REQUEST 1
Check each statement against the Battle of Khankala passage below and answer yes or no, quoting the words of the passage that decide it: (a) The Mongol army in the battle was led by Subutai and Jebe. (b) After their victory, the Mongols turned south. (c) The united army of North Caucasians and Kipchaks was completely annihilated.
REQUEST 2
Extend the Battle of Khankala passage below, writing on from its final sentence.

SELECTED PASSAGE

---

- Battle of Khankala: Part of the Mongol invasions and conquests
| Date | 1222 |
| Location | Khankala gorge, Kingdom of Alania |
| Result | Mongol victory |

Belligerents
- North Caucasians: Kingdom of Alania; Durdzuk confederation; Circassians; Lekia; Kipchak Turks: Cuman Khanate; Volga Bulgars; Khazars;: Mongol Empire

Commanders and leaders
- Yuri (WIA) Daniel: Subutai Jebe

Strength
- ~50,000: <30,000

Casualties and losses
- Heavy (almost the entire army): Moderate

= Battle of Khankala (1222) =

1222 military conflict in the Kingdom of Alania

During a raid on the Caucasus conducted by the Mongol army led by Subutai and Jebe in 1222, its army clashed with a united force of North Caucasians and Kipchak Turks. The battle ended in a victory for the Mongols and the complete annihilation of the united army of North Caucasians and Kipchaks. Following their victory, the Mongols ravaged the North Caucasus, before continuing their campaign northwards.

---

ROWS
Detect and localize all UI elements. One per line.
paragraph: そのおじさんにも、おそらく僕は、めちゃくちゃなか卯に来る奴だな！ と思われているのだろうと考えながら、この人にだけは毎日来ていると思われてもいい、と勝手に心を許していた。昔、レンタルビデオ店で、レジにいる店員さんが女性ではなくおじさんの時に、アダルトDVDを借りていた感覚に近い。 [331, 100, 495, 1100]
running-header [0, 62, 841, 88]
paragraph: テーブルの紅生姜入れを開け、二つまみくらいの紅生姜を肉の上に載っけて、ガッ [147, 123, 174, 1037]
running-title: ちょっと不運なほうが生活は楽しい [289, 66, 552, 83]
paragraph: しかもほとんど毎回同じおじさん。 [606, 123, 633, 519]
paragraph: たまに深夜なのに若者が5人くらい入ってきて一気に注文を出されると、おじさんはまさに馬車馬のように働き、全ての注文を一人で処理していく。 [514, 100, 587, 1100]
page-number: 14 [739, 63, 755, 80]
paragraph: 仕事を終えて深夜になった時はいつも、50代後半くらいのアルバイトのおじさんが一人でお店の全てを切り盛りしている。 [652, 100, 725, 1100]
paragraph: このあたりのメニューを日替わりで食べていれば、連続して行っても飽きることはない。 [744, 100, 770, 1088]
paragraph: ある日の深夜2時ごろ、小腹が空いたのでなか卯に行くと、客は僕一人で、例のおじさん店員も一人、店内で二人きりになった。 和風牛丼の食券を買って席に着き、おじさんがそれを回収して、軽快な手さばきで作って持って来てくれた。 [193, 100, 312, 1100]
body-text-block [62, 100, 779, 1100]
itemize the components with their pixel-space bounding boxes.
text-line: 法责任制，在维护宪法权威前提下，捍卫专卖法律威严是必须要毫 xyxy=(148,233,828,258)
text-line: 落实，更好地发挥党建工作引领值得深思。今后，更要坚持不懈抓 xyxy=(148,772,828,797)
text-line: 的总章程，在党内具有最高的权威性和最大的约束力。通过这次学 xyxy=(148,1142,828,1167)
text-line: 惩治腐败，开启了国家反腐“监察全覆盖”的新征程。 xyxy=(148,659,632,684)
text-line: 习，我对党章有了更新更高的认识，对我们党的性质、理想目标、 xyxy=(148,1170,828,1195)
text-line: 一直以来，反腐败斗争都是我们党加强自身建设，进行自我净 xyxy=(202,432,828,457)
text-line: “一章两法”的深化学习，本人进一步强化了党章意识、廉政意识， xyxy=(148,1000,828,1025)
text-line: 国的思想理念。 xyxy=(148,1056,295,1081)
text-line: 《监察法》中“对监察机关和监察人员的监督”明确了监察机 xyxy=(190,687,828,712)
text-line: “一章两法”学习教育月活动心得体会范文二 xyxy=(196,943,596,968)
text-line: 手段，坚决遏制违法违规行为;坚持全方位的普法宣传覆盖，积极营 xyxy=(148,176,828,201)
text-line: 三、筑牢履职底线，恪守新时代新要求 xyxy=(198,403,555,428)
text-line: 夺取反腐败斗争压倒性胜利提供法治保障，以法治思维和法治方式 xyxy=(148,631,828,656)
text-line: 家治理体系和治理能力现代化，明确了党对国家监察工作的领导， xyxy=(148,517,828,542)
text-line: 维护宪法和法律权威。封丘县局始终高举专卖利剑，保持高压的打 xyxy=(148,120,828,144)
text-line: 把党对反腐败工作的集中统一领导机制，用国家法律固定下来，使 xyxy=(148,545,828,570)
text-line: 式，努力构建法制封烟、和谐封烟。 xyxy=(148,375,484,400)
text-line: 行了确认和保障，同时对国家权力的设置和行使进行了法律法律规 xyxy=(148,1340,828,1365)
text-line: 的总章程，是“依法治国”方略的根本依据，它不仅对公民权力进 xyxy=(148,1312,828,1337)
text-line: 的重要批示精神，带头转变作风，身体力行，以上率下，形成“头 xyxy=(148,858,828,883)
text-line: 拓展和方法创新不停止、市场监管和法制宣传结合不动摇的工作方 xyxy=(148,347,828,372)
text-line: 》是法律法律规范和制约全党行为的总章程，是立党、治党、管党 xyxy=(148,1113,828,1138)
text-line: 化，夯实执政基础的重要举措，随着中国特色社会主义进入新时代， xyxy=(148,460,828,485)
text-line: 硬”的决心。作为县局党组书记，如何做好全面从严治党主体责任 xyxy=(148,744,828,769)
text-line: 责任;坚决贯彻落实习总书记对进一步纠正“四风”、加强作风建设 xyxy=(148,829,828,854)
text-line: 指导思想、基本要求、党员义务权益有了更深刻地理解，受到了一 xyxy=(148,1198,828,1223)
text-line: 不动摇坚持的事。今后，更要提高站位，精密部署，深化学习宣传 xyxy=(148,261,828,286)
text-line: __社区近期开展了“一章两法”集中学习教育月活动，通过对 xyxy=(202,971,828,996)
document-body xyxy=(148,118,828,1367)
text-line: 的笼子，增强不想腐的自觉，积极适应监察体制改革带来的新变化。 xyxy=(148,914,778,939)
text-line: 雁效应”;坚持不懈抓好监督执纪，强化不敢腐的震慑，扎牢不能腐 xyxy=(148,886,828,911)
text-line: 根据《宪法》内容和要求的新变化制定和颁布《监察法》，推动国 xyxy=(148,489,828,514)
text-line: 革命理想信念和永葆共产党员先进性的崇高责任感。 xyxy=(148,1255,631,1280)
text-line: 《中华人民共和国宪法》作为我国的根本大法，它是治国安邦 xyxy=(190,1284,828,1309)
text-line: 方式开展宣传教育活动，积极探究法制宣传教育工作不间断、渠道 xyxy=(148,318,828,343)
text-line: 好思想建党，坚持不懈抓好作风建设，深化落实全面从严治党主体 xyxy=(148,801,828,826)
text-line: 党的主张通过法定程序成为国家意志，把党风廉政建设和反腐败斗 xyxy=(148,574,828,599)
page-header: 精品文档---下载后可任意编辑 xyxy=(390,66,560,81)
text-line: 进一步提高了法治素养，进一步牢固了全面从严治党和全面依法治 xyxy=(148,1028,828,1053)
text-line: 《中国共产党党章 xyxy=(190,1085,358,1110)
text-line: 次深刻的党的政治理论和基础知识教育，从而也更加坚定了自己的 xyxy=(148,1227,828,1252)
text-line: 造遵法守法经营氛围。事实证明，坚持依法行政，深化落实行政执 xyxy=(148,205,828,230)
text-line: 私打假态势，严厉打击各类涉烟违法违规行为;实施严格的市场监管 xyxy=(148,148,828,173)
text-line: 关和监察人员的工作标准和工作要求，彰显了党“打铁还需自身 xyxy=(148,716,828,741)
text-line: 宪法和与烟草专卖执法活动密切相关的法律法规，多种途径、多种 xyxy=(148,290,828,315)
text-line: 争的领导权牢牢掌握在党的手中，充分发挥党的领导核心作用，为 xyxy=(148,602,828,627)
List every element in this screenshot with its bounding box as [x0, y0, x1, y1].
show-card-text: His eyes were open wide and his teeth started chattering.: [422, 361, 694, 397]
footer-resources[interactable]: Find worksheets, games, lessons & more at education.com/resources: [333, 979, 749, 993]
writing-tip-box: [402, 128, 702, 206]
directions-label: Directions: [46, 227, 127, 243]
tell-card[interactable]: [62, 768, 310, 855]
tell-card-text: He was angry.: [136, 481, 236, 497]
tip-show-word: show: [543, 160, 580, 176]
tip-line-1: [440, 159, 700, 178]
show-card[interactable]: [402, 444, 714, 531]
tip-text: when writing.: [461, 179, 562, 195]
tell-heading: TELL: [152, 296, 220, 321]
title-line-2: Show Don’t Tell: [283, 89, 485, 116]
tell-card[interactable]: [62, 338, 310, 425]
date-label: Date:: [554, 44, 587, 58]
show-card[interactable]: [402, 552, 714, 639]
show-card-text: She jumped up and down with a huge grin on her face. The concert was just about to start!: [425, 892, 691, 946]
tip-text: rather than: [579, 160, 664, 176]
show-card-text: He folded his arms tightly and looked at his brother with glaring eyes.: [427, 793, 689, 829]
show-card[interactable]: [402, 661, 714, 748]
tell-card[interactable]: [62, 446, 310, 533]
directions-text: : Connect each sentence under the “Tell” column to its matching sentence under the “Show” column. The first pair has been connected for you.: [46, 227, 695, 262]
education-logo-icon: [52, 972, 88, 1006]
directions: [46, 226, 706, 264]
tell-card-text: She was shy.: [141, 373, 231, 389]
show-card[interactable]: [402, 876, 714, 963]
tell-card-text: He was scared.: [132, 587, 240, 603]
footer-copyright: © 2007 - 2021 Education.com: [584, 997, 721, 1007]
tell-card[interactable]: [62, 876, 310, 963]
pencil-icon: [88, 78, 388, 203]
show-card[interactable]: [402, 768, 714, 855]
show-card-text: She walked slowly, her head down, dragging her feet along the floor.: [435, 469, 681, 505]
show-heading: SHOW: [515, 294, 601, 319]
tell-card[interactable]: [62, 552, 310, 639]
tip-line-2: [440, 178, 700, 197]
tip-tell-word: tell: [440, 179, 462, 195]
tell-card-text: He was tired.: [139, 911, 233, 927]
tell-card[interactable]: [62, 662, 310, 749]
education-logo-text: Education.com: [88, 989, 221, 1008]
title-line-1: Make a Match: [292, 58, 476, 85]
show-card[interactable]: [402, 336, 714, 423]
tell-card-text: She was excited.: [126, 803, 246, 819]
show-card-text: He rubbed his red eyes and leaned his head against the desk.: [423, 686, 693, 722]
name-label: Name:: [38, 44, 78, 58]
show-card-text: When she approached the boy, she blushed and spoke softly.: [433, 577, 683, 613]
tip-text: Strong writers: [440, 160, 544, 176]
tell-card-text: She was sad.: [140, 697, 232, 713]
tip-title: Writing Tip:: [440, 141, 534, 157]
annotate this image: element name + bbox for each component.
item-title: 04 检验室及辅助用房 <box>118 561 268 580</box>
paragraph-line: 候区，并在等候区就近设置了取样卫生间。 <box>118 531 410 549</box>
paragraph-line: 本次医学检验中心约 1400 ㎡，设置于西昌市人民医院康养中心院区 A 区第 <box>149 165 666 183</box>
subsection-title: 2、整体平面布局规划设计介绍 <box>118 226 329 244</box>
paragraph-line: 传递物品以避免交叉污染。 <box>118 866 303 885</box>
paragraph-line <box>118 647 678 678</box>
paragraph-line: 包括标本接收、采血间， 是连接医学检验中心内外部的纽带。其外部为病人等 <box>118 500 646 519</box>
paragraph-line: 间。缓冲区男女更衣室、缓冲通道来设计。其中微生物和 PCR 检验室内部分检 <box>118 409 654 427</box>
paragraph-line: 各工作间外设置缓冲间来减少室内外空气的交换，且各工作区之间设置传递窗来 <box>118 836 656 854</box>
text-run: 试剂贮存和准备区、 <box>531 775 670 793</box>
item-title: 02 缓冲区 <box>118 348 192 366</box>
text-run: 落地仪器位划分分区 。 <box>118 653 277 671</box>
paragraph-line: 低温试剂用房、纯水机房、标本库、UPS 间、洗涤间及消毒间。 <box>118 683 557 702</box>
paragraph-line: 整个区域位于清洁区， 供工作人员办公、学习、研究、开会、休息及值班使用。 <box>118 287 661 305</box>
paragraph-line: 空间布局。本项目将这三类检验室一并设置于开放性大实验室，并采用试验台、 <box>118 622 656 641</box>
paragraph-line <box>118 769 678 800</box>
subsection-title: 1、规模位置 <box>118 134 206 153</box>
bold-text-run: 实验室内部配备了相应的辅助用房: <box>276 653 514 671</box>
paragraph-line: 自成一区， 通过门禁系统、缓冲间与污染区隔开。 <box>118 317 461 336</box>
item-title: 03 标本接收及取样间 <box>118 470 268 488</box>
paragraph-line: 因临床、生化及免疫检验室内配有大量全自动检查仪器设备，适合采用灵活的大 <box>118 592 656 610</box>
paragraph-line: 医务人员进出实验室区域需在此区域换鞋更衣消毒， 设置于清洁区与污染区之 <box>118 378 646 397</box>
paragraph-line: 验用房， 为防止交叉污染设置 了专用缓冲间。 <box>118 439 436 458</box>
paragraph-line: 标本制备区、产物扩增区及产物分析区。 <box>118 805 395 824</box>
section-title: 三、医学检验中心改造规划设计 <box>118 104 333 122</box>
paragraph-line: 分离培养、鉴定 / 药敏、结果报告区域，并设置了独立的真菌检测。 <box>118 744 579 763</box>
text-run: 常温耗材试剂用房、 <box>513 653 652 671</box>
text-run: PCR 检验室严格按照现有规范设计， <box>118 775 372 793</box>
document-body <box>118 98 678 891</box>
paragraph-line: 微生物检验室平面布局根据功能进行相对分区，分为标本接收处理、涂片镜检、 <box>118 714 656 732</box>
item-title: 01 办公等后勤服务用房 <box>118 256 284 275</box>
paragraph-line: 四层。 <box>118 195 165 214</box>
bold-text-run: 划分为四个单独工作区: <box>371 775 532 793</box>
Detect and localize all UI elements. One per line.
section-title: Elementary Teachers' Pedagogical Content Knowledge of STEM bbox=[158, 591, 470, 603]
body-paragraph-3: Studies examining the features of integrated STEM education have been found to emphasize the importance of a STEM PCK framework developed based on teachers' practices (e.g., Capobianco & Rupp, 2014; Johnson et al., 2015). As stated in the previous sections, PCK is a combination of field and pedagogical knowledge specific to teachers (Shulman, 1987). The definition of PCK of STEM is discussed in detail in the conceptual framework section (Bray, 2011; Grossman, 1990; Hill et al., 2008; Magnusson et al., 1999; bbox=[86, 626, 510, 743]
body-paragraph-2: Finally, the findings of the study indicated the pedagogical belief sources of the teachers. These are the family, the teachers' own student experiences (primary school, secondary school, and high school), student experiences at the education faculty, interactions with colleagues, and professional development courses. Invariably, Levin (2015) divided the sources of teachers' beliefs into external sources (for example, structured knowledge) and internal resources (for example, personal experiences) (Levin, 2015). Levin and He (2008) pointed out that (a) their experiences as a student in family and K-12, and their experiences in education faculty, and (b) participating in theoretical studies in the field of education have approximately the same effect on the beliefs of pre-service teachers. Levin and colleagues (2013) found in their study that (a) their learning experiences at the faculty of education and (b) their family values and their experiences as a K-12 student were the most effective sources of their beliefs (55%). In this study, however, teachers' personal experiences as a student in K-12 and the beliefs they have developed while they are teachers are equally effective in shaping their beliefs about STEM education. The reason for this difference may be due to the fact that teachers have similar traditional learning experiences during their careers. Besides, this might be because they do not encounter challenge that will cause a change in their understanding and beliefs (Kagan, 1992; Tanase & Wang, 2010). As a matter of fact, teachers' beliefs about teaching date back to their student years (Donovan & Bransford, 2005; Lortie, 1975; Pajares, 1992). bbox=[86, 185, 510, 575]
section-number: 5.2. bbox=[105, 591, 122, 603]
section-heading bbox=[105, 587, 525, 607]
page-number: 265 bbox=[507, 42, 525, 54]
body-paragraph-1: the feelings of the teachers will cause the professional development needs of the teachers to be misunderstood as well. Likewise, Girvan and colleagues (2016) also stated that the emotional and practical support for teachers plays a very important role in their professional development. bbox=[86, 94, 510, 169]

---

WRITTEN REPLY 1
(a) Yes: "the Mongol army led by Subutai and Jebe"
(b) No: "before continuing their campaign northwards"
(c) Yes: "the complete annihilation of the united army of North Caucasians and Kipchaks"

WRITTEN REPLY 2
== Background ==
In 1220, Genghis Khan sent his commanders Subutai and Jebe on a campaign, ordering them to reach "eleven countries and peoples", among whom were the "Kibchaut" (Kipchak Turks), "Orusut" (Rus'), "Machjarat" (inhabitants of the city Majar), "Asut" (Alania), "Sessut" (Durdzuks, ancestors of the Chechens and Ingush), "Serkessut" (Circassians) and others.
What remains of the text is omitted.